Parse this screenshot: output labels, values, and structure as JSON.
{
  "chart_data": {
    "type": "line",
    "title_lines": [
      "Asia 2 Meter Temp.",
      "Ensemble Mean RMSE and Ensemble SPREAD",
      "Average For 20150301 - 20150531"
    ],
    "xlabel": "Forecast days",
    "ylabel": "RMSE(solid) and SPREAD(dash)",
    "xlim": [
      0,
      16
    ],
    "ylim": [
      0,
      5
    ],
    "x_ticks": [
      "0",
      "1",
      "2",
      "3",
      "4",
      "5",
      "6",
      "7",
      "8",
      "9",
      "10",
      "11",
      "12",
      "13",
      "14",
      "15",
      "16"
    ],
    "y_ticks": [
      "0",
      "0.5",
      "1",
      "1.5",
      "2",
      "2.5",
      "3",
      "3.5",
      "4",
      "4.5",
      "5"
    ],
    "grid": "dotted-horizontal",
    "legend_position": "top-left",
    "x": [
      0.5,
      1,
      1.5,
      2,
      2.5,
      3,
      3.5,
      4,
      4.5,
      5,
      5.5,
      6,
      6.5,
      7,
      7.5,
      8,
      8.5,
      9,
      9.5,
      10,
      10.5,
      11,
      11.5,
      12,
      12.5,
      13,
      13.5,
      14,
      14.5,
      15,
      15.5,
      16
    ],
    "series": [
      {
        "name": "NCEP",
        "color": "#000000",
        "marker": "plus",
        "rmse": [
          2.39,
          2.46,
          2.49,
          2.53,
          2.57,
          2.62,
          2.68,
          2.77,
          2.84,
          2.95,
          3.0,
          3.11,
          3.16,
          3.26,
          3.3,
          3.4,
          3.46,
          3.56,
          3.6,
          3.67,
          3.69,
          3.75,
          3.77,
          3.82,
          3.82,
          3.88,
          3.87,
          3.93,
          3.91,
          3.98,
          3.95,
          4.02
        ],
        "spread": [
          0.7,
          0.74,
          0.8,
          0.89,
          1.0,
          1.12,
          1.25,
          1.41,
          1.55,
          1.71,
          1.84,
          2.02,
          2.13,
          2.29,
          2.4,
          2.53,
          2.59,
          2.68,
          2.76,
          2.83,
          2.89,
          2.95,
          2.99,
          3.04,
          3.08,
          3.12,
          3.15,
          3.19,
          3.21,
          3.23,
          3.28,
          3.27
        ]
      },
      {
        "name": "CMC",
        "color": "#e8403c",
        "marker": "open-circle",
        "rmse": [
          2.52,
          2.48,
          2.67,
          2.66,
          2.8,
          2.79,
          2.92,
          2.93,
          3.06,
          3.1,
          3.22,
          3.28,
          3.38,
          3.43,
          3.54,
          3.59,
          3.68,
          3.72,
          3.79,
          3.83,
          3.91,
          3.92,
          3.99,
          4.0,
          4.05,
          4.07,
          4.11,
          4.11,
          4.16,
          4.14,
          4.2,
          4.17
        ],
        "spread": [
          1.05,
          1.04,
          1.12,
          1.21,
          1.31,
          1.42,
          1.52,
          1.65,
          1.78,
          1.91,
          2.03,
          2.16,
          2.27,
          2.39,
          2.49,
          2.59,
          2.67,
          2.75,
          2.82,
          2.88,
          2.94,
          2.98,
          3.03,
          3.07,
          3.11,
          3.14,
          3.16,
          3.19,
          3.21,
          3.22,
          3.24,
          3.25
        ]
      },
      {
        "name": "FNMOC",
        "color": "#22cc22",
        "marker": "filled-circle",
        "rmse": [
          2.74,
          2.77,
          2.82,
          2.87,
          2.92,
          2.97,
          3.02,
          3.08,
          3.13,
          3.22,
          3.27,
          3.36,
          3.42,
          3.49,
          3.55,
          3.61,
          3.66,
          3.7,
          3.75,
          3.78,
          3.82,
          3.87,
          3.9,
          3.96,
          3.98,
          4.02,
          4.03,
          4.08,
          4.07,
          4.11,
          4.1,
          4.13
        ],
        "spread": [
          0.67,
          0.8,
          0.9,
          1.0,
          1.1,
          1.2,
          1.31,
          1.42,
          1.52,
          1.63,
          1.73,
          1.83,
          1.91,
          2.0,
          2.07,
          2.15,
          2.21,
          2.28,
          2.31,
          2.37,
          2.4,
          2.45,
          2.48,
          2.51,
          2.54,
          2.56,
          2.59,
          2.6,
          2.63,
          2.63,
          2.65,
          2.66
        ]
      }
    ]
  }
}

SHORT EXERCISE
Using the data above, print every record exactly as shown.

IN RESPONSE
Parse this screenshot: output labels, values, and structure as JSON.
{
  "chart_data": {
    "type": "line",
    "title_lines": [
      "Asia 2 Meter Temp.",
      "Ensemble Mean RMSE and Ensemble SPREAD",
      "Average For 20150301 - 20150531"
    ],
    "xlabel": "Forecast days",
    "ylabel": "RMSE(solid) and SPREAD(dash)",
    "xlim": [
      0,
      16
    ],
    "ylim": [
      0,
      5
    ],
    "x_ticks": [
      "0",
      "1",
      "2",
      "3",
      "4",
      "5",
      "6",
      "7",
      "8",
      "9",
      "10",
      "11",
      "12",
      "13",
      "14",
      "15",
      "16"
    ],
    "y_ticks": [
      "0",
      "0.5",
      "1",
      "1.5",
      "2",
      "2.5",
      "3",
      "3.5",
      "4",
      "4.5",
      "5"
    ],
    "grid": "dotted-horizontal",
    "legend_position": "top-left",
    "x": [
      0.5,
      1,
      1.5,
      2,
      2.5,
      3,
      3.5,
      4,
      4.5,
      5,
      5.5,
      6,
      6.5,
      7,
      7.5,
      8,
      8.5,
      9,
      9.5,
      10,
      10.5,
      11,
      11.5,
      12,
      12.5,
      13,
      13.5,
      14,
      14.5,
      15,
      15.5,
      16
    ],
    "series": [
      {
        "name": "NCEP",
        "color": "#000000",
        "marker": "plus",
        "rmse": [
          2.39,
          2.46,
          2.49,
          2.53,
          2.57,
          2.62,
          2.68,
          2.77,
          2.84,
          2.95,
          3.0,
          3.11,
          3.16,
          3.26,
          3.3,
          3.4,
          3.46,
          3.56,
          3.6,
          3.67,
          3.69,
          3.75,
          3.77,
          3.82,
          3.82,
          3.88,
          3.87,
          3.93,
          3.91,
          3.98,
          3.95,
          4.02
        ],
        "spread": [
          0.7,
          0.74,
          0.8,
          0.89,
          1.0,
          1.12,
          1.25,
          1.41,
          1.55,
          1.71,
          1.84,
          2.02,
          2.13,
          2.29,
          2.4,
          2.53,
          2.59,
          2.68,
          2.76,
          2.83,
          2.89,
          2.95,
          2.99,
          3.04,
          3.08,
          3.12,
          3.15,
          3.19,
          3.21,
          3.23,
          3.28,
          3.27
        ]
      },
      {
        "name": "CMC",
        "color": "#e8403c",
        "marker": "open-circle",
        "rmse": [
          2.52,
          2.48,
          2.67,
          2.66,
          2.8,
          2.79,
          2.92,
          2.93,
          3.06,
          3.1,
          3.22,
          3.28,
          3.38,
          3.43,
          3.54,
          3.59,
          3.68,
          3.72,
          3.79,
          3.83,
          3.91,
          3.92,
          3.99,
          4.0,
          4.05,
          4.07,
          4.11,
          4.11,
          4.16,
          4.14,
          4.2,
          4.17
        ],
        "spread": [
          1.05,
          1.04,
          1.12,
          1.21,
          1.31,
          1.42,
          1.52,
          1.65,
          1.78,
          1.91,
          2.03,
          2.16,
          2.27,
          2.39,
          2.49,
          2.59,
          2.67,
          2.75,
          2.82,
          2.88,
          2.94,
          2.98,
          3.03,
          3.07,
          3.11,
          3.14,
          3.16,
          3.19,
          3.21,
          3.22,
          3.24,
          3.25
        ]
      },
      {
        "name": "FNMOC",
        "color": "#22cc22",
        "marker": "filled-circle",
        "rmse": [
          2.74,
          2.77,
          2.82,
          2.87,
          2.92,
          2.97,
          3.02,
          3.08,
          3.13,
          3.22,
          3.27,
          3.36,
          3.42,
          3.49,
          3.55,
          3.61,
          3.66,
          3.7,
          3.75,
          3.78,
          3.82,
          3.87,
          3.9,
          3.96,
          3.98,
          4.02,
          4.03,
          4.08,
          4.07,
          4.11,
          4.1,
          4.13
        ],
        "spread": [
          0.67,
          0.8,
          0.9,
          1.0,
          1.1,
          1.2,
          1.31,
          1.42,
          1.52,
          1.63,
          1.73,
          1.83,
          1.91,
          2.0,
          2.07,
          2.15,
          2.21,
          2.28,
          2.31,
          2.37,
          2.4,
          2.45,
          2.48,
          2.51,
          2.54,
          2.56,
          2.59,
          2.6,
          2.63,
          2.63,
          2.65,
          2.66
        ]
      }
    ]
  }
}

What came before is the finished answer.